Dataset rows
>> Begin

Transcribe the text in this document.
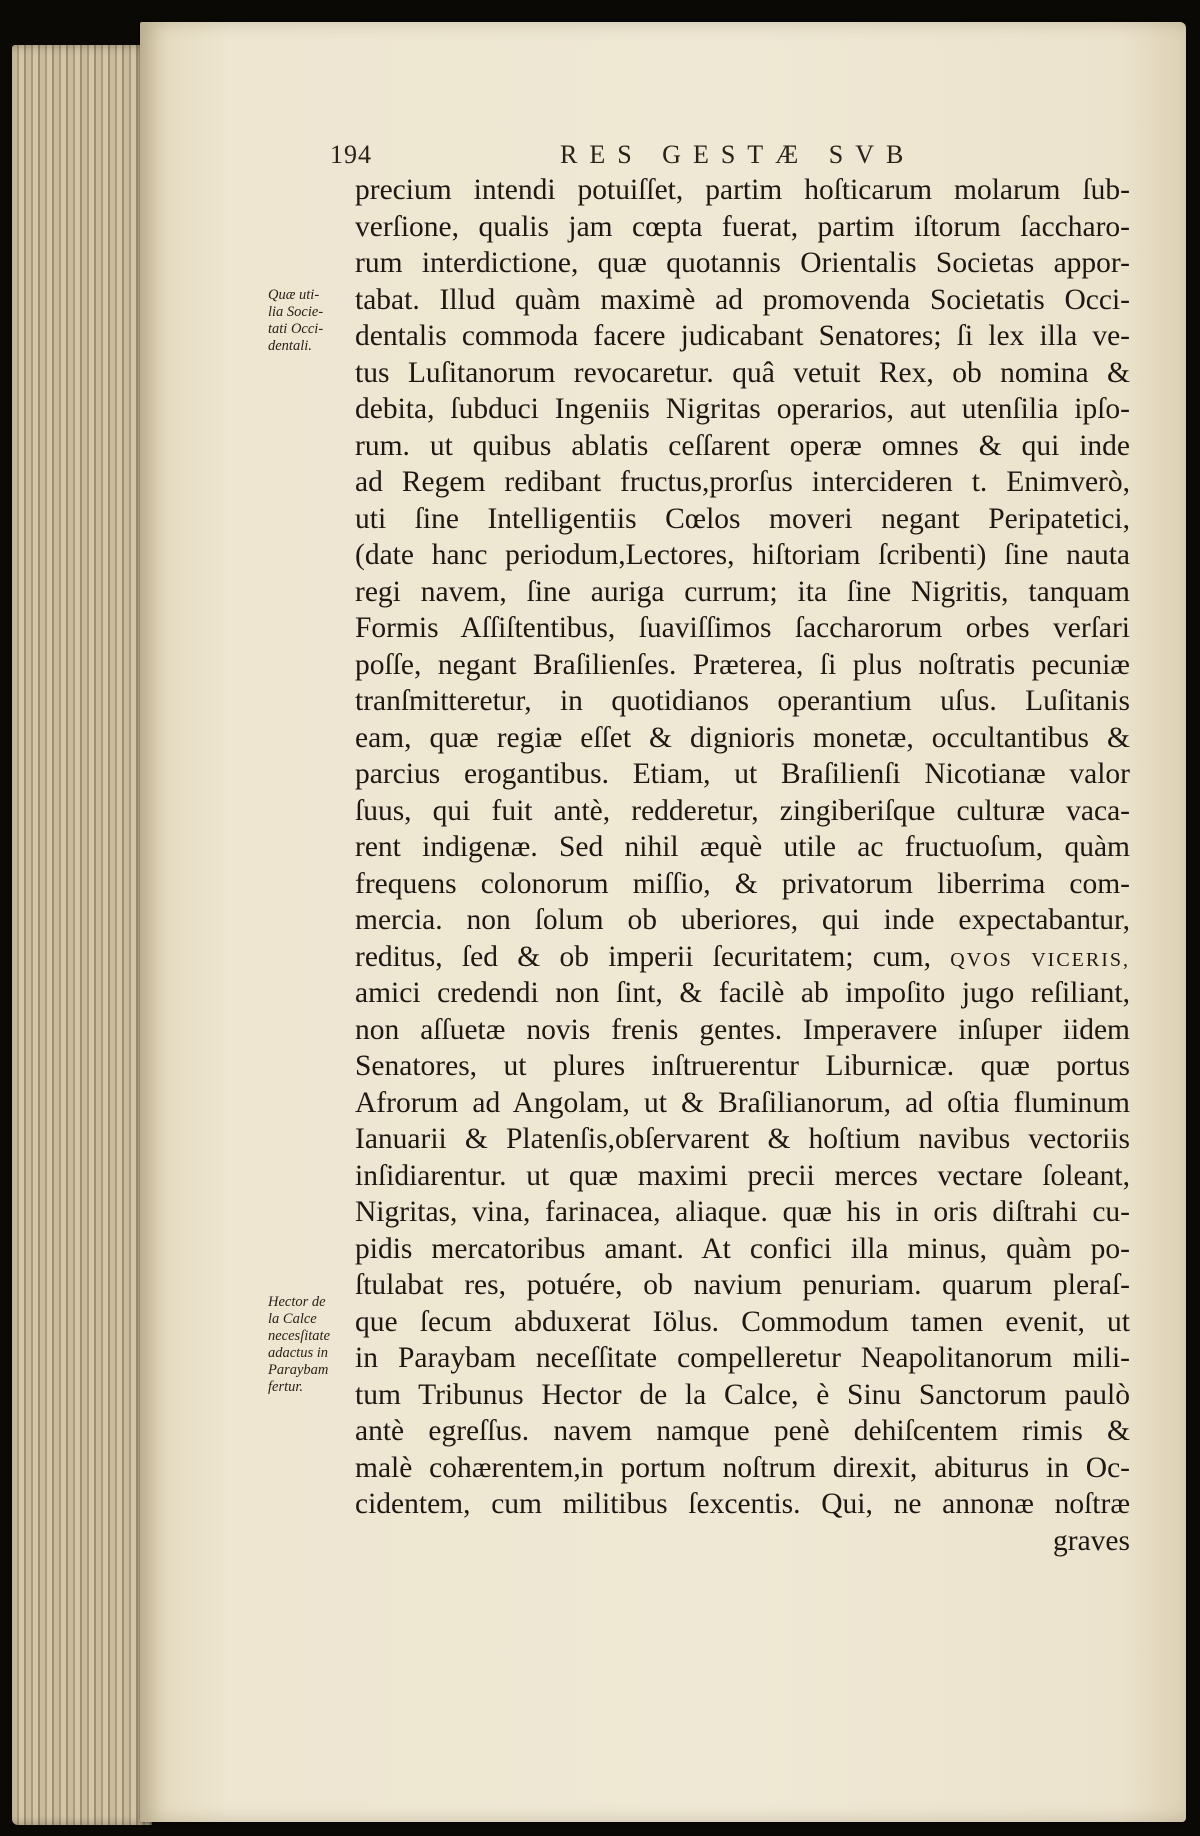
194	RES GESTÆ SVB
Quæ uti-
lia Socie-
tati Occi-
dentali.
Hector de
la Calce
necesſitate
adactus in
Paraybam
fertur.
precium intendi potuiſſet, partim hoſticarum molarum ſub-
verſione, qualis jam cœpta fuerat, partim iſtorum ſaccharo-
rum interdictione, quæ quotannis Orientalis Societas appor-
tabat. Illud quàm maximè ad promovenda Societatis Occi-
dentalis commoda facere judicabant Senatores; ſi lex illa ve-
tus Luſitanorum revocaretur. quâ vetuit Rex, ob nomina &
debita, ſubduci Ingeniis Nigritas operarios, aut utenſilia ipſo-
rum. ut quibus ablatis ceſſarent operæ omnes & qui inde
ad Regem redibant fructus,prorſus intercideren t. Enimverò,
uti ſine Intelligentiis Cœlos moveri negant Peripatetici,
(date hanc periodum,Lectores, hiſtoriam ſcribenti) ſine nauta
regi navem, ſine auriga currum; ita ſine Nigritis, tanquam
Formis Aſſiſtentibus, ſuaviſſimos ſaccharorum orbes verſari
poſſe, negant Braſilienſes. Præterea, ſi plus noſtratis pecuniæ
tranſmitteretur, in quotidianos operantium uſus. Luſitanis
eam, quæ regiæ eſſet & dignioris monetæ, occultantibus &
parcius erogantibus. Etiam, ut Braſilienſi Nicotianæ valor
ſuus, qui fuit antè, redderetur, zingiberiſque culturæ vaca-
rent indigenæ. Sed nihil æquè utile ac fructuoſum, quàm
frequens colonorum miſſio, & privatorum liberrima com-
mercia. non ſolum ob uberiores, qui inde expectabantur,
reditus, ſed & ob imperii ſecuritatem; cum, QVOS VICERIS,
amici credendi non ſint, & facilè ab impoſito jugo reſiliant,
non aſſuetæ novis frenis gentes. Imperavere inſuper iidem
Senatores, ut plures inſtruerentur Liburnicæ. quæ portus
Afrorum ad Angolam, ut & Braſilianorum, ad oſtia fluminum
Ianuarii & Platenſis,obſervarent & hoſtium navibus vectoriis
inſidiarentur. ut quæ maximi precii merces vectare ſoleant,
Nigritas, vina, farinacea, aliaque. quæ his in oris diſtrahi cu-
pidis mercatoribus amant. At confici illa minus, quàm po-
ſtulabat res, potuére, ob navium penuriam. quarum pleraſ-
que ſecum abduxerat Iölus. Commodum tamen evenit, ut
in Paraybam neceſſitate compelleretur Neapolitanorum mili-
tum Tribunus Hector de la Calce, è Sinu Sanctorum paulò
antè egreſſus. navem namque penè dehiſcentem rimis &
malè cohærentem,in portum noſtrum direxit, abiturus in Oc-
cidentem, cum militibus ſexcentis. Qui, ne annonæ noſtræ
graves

>> End
>> Begin

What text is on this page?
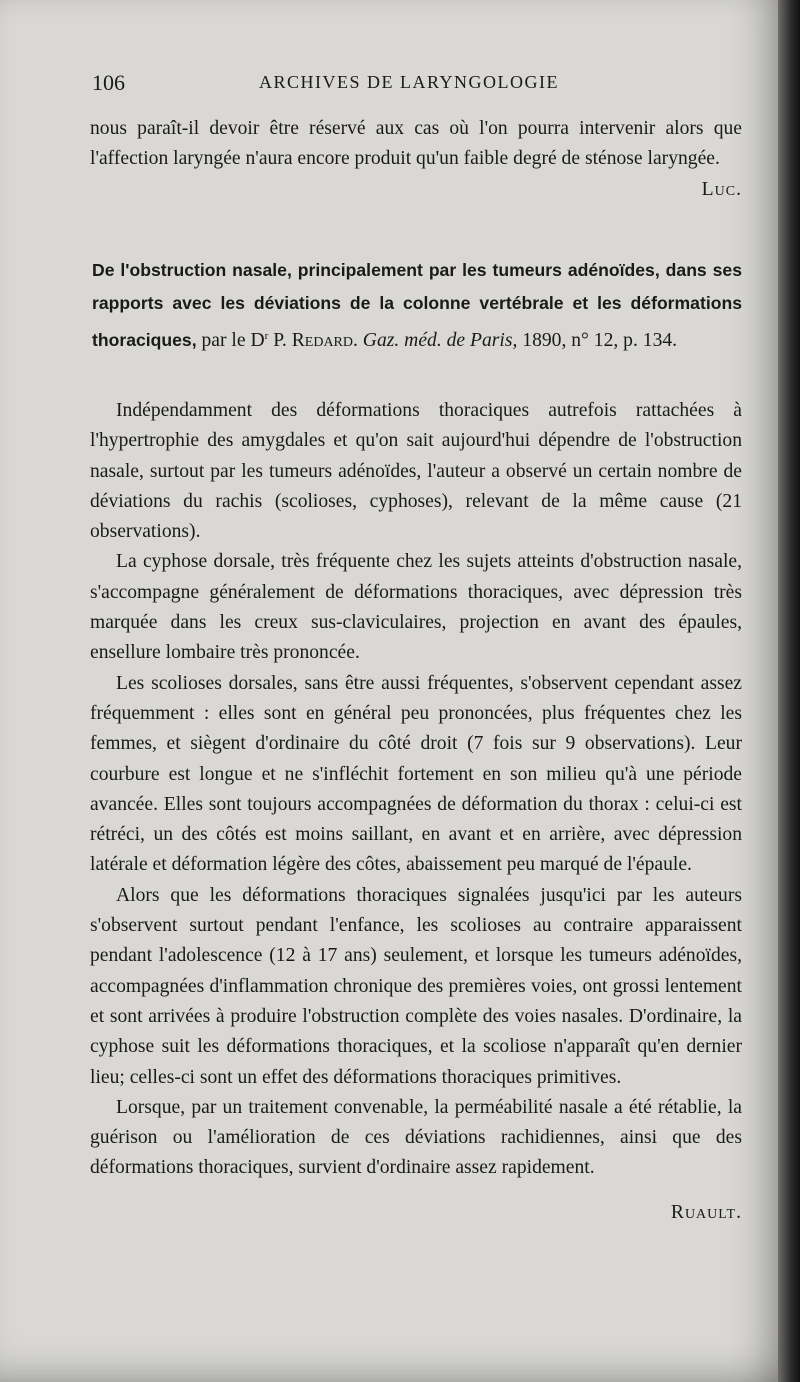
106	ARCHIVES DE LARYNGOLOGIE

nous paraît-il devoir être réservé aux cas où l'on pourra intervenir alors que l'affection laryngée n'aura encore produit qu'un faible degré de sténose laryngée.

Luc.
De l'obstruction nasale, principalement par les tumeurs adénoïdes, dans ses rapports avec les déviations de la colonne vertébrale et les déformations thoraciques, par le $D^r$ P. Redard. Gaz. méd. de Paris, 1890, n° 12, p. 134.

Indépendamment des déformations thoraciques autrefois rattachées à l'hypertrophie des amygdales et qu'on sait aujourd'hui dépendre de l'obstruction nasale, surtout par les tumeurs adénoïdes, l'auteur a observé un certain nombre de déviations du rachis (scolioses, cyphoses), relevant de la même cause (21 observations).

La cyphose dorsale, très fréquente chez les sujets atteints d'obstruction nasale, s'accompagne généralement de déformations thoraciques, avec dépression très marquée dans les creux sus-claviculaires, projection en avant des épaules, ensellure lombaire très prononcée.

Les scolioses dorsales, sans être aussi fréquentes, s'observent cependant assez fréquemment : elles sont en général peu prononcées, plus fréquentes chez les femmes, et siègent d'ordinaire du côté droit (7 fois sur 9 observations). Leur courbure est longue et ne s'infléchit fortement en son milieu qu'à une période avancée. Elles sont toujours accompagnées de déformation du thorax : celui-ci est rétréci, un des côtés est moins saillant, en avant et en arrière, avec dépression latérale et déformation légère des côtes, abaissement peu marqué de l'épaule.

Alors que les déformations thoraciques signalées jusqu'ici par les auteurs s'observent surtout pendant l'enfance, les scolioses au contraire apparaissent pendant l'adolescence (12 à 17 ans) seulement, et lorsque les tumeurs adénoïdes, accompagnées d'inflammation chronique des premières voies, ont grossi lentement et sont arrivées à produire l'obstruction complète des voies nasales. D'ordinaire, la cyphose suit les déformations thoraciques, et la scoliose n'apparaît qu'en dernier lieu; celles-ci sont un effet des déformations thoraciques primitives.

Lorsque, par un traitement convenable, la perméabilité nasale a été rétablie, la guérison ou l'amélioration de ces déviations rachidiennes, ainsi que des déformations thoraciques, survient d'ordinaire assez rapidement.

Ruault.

>> End

> PROBLEM DETAILS:
Return each line that includes "Hector".

> TASK SOLUTION:
Hector de
tum Tribunus Hector de la Calce, è Sinu Sanctorum paulò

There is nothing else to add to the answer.